Data excerpts
-*-
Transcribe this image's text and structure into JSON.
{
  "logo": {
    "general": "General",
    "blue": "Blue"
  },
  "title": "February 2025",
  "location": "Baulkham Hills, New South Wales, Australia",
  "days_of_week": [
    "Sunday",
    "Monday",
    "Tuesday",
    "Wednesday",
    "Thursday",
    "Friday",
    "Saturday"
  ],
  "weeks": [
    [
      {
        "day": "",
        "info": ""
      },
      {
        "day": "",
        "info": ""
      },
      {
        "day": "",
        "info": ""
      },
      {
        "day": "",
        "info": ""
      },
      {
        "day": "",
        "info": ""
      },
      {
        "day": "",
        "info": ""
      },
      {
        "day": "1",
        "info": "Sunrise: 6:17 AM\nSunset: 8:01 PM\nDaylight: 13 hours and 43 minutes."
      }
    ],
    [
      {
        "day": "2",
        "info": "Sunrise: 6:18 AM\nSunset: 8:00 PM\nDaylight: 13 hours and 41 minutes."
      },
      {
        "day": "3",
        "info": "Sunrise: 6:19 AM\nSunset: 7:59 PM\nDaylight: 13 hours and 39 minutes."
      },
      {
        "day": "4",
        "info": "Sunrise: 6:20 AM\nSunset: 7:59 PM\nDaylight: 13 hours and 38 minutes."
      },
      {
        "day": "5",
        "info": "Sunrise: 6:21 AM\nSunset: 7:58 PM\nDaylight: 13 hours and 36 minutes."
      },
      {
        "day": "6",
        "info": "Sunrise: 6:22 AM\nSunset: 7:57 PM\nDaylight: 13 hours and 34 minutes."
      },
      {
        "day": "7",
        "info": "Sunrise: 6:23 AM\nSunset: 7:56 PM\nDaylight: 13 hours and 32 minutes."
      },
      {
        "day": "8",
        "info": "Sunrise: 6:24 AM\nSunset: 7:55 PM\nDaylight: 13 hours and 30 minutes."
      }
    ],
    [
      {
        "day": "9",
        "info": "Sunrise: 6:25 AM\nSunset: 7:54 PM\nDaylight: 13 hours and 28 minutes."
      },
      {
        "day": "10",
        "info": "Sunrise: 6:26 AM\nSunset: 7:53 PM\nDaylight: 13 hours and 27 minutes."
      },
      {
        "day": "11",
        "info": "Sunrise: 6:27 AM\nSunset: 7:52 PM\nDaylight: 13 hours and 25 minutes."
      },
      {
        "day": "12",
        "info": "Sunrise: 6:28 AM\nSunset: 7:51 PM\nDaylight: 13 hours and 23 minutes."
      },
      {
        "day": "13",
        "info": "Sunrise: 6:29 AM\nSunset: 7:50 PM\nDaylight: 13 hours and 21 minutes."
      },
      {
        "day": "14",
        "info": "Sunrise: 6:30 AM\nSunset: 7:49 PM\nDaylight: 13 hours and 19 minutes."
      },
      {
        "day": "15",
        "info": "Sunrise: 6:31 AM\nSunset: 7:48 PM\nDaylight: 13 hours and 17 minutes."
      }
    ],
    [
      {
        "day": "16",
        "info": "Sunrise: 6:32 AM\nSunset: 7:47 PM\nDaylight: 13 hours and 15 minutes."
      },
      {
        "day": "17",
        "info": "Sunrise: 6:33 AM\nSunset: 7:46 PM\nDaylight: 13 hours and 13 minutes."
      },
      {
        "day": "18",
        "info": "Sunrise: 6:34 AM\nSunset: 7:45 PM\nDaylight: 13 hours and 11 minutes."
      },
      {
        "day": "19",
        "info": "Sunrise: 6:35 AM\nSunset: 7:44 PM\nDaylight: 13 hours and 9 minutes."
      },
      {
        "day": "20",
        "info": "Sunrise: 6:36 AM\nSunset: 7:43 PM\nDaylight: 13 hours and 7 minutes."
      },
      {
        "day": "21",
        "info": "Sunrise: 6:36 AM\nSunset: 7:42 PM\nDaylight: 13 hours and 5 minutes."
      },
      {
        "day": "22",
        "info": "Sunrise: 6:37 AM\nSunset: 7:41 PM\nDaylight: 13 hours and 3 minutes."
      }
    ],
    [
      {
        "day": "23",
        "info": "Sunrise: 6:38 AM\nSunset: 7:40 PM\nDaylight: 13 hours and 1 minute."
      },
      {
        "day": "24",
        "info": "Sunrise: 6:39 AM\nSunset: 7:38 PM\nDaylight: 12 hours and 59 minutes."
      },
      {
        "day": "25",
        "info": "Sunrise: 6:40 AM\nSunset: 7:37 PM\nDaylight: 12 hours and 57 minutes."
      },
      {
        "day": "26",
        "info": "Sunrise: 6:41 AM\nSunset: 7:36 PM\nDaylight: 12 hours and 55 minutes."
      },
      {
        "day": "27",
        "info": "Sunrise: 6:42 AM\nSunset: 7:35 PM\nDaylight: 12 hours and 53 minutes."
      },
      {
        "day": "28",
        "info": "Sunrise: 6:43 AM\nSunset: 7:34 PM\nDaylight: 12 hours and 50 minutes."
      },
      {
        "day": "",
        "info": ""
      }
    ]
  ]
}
-*-
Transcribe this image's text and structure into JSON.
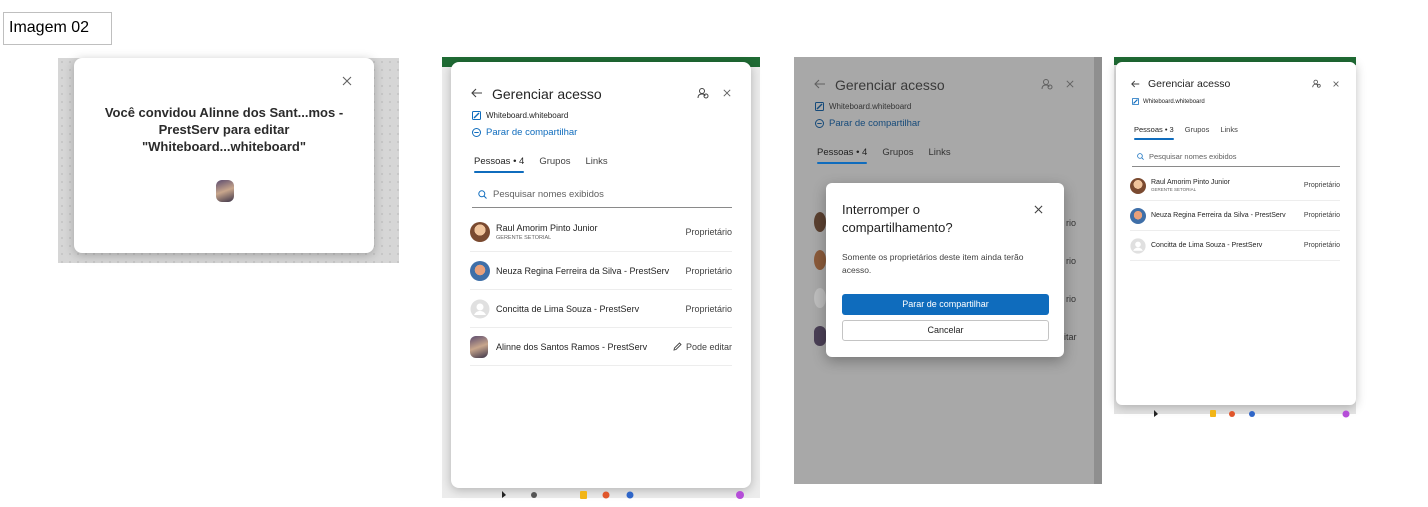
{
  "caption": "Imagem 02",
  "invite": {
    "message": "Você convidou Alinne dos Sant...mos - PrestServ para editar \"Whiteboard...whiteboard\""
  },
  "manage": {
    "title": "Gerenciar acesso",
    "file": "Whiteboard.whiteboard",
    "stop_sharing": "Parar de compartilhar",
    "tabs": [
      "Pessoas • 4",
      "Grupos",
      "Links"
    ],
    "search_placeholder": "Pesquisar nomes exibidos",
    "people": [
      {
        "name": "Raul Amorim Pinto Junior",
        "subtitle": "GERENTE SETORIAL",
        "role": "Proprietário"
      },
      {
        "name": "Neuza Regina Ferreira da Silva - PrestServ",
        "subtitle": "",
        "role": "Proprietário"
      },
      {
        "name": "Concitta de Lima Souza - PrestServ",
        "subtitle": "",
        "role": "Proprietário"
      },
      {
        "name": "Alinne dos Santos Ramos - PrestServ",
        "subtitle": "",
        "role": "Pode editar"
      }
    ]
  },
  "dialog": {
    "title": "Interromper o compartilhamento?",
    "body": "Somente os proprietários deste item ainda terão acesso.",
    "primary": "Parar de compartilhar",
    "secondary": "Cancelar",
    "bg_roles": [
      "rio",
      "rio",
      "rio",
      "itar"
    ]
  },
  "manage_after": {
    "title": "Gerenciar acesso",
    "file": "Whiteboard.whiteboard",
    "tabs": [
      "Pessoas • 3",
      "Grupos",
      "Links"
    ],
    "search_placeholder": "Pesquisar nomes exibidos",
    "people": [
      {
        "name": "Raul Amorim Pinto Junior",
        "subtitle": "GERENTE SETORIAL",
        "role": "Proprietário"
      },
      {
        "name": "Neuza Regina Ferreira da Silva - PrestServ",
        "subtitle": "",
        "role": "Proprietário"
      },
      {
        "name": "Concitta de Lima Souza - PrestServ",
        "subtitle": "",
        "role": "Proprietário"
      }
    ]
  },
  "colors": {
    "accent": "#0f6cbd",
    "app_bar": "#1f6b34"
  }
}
-*-
## DESCRIPTION OF THE TASK
Pick out, from the lines above, every one that contains the string "editar".

## WRITTEN RESPONSE
    "message": "Você convidou Alinne dos Sant...mos - PrestServ para editar \"Whiteboard...whiteboard\""
        "role": "Pode editar"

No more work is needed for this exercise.